In Wisconsin, the Teamsters Faced a Revolt from Below

Every day, Nikki Sampson drives from her home in Portage to Madison, where she works as a dispatcher for the city’s bus service. To get there, she drives along a 40-mile stretch of highway, which crosses the Wisconsin River twice and then slices south through farms and municipalities. That road lies at the heart of the region represented by Sampson’s 4,256-strong union—Teamsters Local 695.

Sampson has worked for Metro transit for over 20 years, and says that as a younger employee there, she counted on the union to fight for workers in contract negotiations and file grievances on their behalf when things went wrong. But over the last two decades, Sampson says, the union has developed a reputation as weaker, and unable—even unwilling—to push back against managerial wrongdoing.

“We on the floor are our own union representation. We assist each other with filing a grievance,” says Sampson. “We go to fellow coworkers and we get together and we look over our union contract.” Sampson says that she has regularly looked into grievances on behalf of her coworkers—rather than stewards, the workers who represent the union on the shop floor.

So Sampson and her colleagues ran a campaign to elect a new slate of officials to head the Teamsters local. The slate, which called itself Rebuild 695 and was comprised mostly of Madison Metro Transit employees, came 96 votes short of unseating the incumbent leadership of the local on Friday, October 25.

Given that the slate had only a 100-day notice for the election, it is notable that it came this close to winning.

The reform push in the Wisconsin local has grown out of a broader push to reform Teamsters by electing members to leadership locally and nationally. In the last two years, Teamsters members in Washington D.C.,Texas and, most recently, North Carolina, have successfully installed reformers in office at their locals.

**Entries shown**

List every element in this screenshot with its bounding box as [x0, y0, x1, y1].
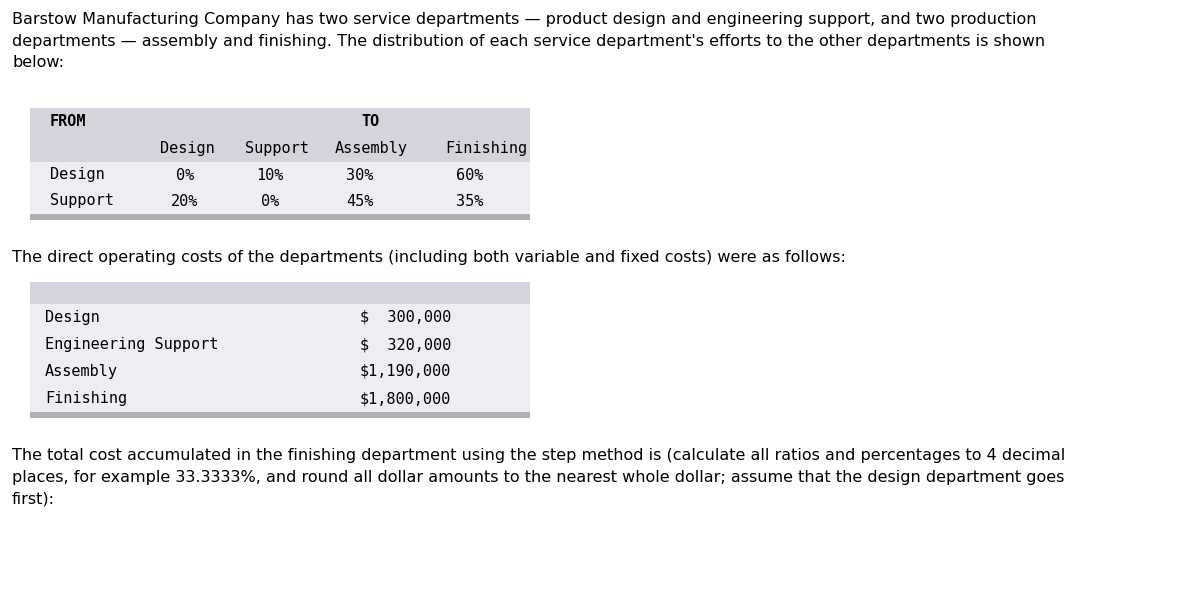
Text: The total cost accumulated in the finishing department using the step method is : The total cost accumulated in the finish… [12, 448, 1066, 506]
Bar [30, 282, 530, 304]
Text: Assembly: Assembly [46, 364, 118, 379]
Text: Support: Support [245, 142, 308, 156]
Text: Design: Design [50, 167, 104, 183]
Bar [30, 358, 530, 385]
Bar [30, 214, 530, 220]
Text: 45%: 45% [347, 194, 373, 208]
Text: Barstow Manufacturing Company has two service departments — product design and e: Barstow Manufacturing Company has two se… [12, 12, 1045, 70]
Text: 0%: 0% [176, 167, 194, 183]
Bar [30, 304, 530, 331]
Text: 35%: 35% [456, 194, 484, 208]
Bar [30, 162, 530, 188]
Bar [30, 385, 530, 412]
Bar [30, 108, 530, 220]
Text: Support: Support [50, 194, 114, 208]
Text: Assembly: Assembly [335, 142, 408, 156]
Text: FROM: FROM [50, 114, 86, 130]
Text: 10%: 10% [257, 167, 283, 183]
Bar [30, 282, 530, 418]
Bar [30, 331, 530, 358]
Bar [30, 188, 530, 214]
Text: TO: TO [361, 114, 379, 130]
Text: The direct operating costs of the departments (including both variable and fixed: The direct operating costs of the depart… [12, 250, 846, 265]
Bar [30, 412, 530, 418]
Text: Design: Design [46, 310, 100, 325]
Text: Engineering Support: Engineering Support [46, 337, 218, 352]
Text: $1,190,000: $1,190,000 [360, 364, 451, 379]
Text: $  300,000: $ 300,000 [360, 310, 451, 325]
Text: Design: Design [160, 142, 215, 156]
Bar [30, 108, 530, 136]
Text: $1,800,000: $1,800,000 [360, 391, 451, 406]
Text: 60%: 60% [456, 167, 484, 183]
Text: 30%: 30% [347, 167, 373, 183]
Text: 20%: 20% [172, 194, 199, 208]
Bar [30, 136, 530, 162]
Text: $  320,000: $ 320,000 [360, 337, 451, 352]
Text: Finishing: Finishing [445, 142, 527, 156]
Text: Finishing: Finishing [46, 391, 127, 406]
Text: 0%: 0% [260, 194, 280, 208]
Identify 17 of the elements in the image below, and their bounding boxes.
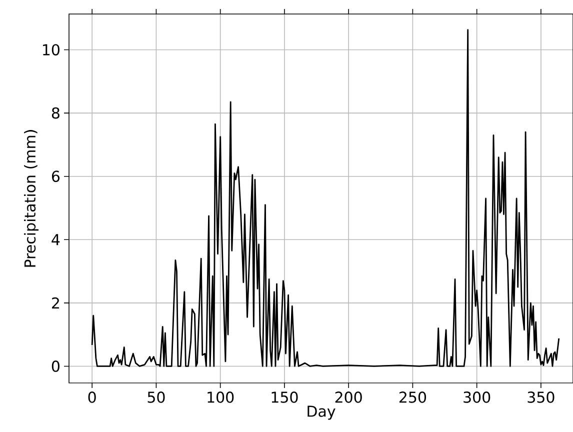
y-axis-title: Precipitation (mm) (24, 130, 39, 267)
x-tick-label: 350 (528, 392, 554, 403)
x-tick-label: 100 (208, 392, 234, 403)
x-tick-label: 250 (399, 392, 426, 403)
y-tick-label: 8 (52, 107, 60, 119)
x-tick-label: 0 (88, 392, 96, 403)
y-tick-label: 0 (52, 360, 60, 372)
x-axis-title: Day (308, 406, 336, 420)
y-tick-label: 2 (52, 297, 59, 308)
y-tick-label: 6 (52, 170, 60, 182)
x-tick-label: 200 (335, 392, 362, 403)
y-tick-label: 4 (52, 234, 60, 246)
x-tick-label: 50 (148, 392, 165, 403)
x-tick-label: 300 (464, 392, 490, 403)
x-tick-label: 150 (272, 392, 298, 403)
y-tick-label: 10 (43, 44, 60, 56)
line-series (91, 29, 560, 367)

**What to work on**
Using the article about the Teamsters local in Wisconsin, tell whether each statement agrees with it: (a) Sampson has been with Metro transit for more than 20 years. (b) The Rebuild 695 slate won the October 25 election. (c) Sampson's drive to work crosses the Wisconsin River once. For each, give yes or no and quote the words from the article that settle it.

**Task solution**
(a) Yes: "Sampson has worked for Metro transit for over 20 years"
(b) No: "came 96 votes short of unseating the incumbent leadership of the local on Friday, October 25"
(c) No: "which crosses the Wisconsin River twice"